[RECORDS FOR THE TASK]:
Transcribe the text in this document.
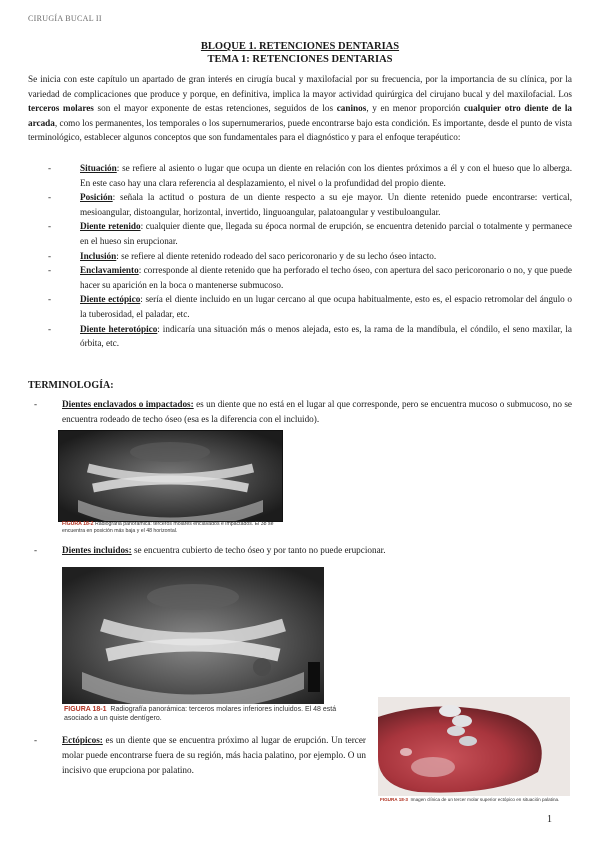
CIRUGÍA BUCAL II
BLOQUE 1. RETENCIONES DENTARIAS
TEMA 1: RETENCIONES DENTARIAS
Se inicia con este capítulo un apartado de gran interés en cirugía bucal y maxilofacial por su frecuencia, por la importancia de su clínica, por la variedad de complicaciones que produce y porque, en definitiva, implica la mayor actividad quirúrgica del cirujano bucal y del maxilofacial. Los terceros molares son el mayor exponente de estas retenciones, seguidos de los caninos, y en menor proporción cualquier otro diente de la arcada, como los permanentes, los temporales o los supernumerarios, puede encontrarse bajo esta condición. Es importante, desde el punto de vista terminológico, establecer algunos conceptos que son fundamentales para el diagnóstico y para el enfoque terapéutico:
-	Situación: se refiere al asiento o lugar que ocupa un diente en relación con los dientes próximos a él y con el hueso que lo alberga. En este caso hay una clara referencia al desplazamiento, el nivel o la profundidad del propio diente.
-	Posición: señala la actitud o postura de un diente respecto a su eje mayor. Un diente retenido puede encontrarse: vertical, mesioangular, distoangular, horizontal, invertido, linguoangular, palatoangular y vestibuloangular.
-	Diente retenido: cualquier diente que, llegada su época normal de erupción, se encuentra detenido parcial o totalmente y permanece en el hueso sin erupcionar.
-	Inclusión: se refiere al diente retenido rodeado del saco pericoronario y de su lecho óseo intacto.
-	Enclavamiento: corresponde al diente retenido que ha perforado el techo óseo, con apertura del saco pericoronario o no, y que puede hacer su aparición en la boca o mantenerse submucoso.
-	Diente ectópico: sería el diente incluido en un lugar cercano al que ocupa habitualmente, esto es, el espacio retromolar del ángulo o la tuberosidad, el paladar, etc.
-	Diente heterotópico: indicaría una situación más o menos alejada, esto es, la rama de la mandíbula, el cóndilo, el seno maxilar, la órbita, etc.
TERMINOLOGÍA:
-	Dientes enclavados o impactados: es un diente que no está en el lugar al que corresponde, pero se encuentra mucoso o submucoso, no se encuentra rodeado de techo óseo (esa es la diferencia con el incluido).
FIGURA 18-2 Radiografía panorámica: terceros molares enclavados e impactados. El 38 se encuentra en posición más baja y el 48 horizontal.
-	Dientes incluidos: se encuentra cubierto de techo óseo y por tanto no puede erupcionar.
FIGURA 18-1 Radiografía panorámica: terceros molares inferiores incluidos. El 48 está asociado a un quiste dentígero.
-	Ectópicos: es un diente que se encuentra próximo al lugar de erupción. Un tercer molar puede encontrarse fuera de su región, más hacia palatino, por ejemplo. O un incisivo que erupciona por palatino.
FIGURA 18-3 Imagen clínica de un tercer molar superior ectópico en situación palatina.
1
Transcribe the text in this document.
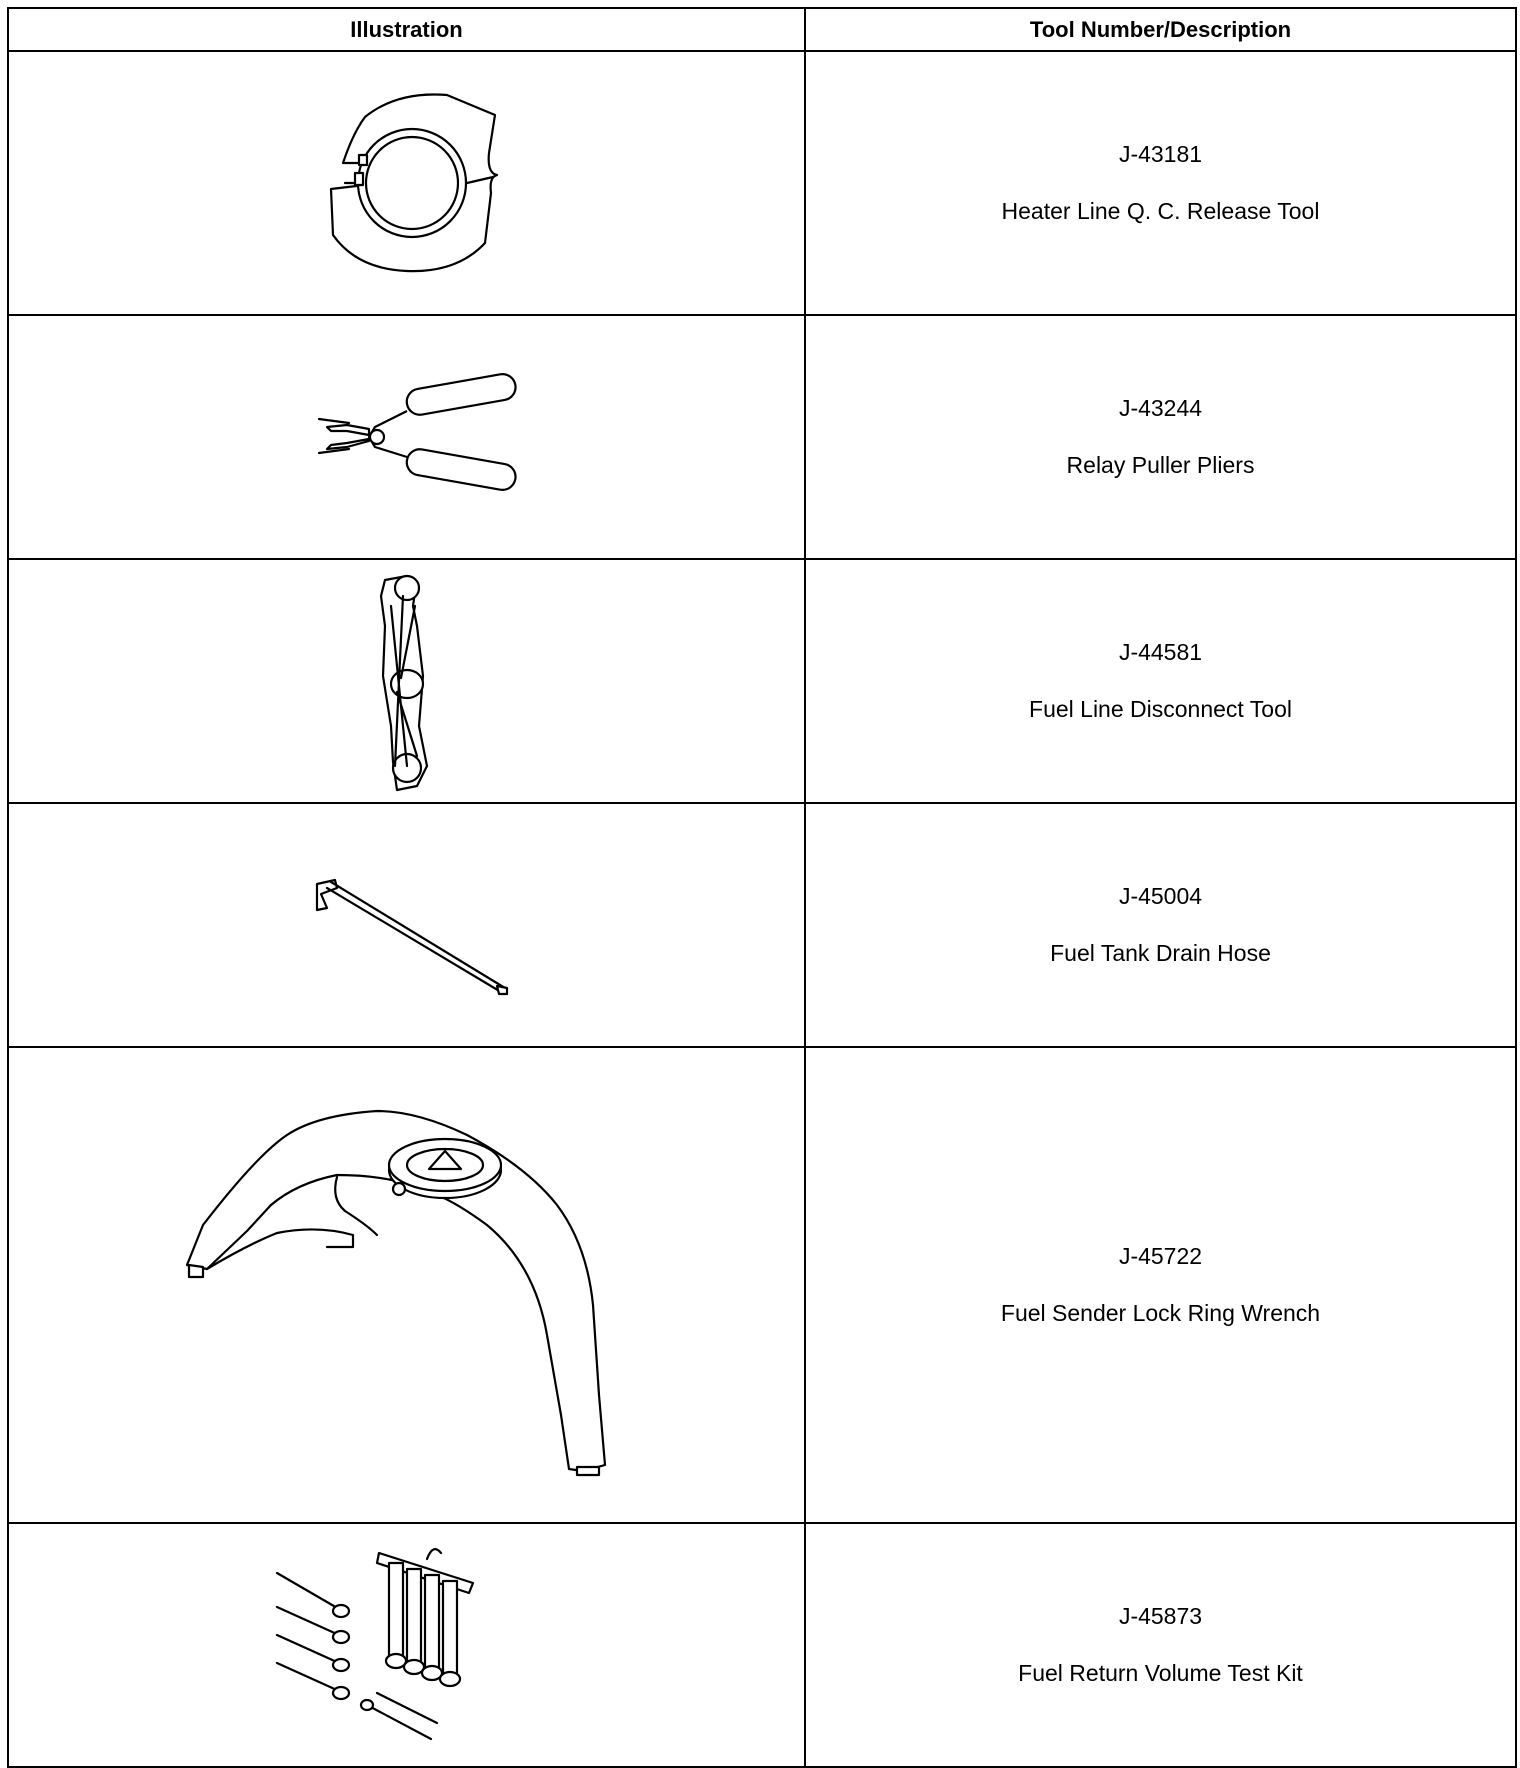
Illustration	Tool Number/Description

J-43181
Heater Line Q. C. Release Tool

J-43244
Relay Puller Pliers

J-44581
Fuel Line Disconnect Tool

J-45004
Fuel Tank Drain Hose

J-45722
Fuel Sender Lock Ring Wrench

J-45873
Fuel Return Volume Test Kit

[REQUIRED TASK]: From the records above, copy every line that holds the word "submucoso".

[EXERCISE RESULT]:
-	Enclavamiento: corresponde al diente retenido que ha perforado el techo óseo, con apertura del saco pericoronario o no, y que puede hacer su aparición en la boca o mantenerse submucoso.
-	Dientes enclavados o impactados: es un diente que no está en el lugar al que corresponde, pero se encuentra mucoso o submucoso, no se encuentra rodeado de techo óseo (esa es la diferencia con el incluido).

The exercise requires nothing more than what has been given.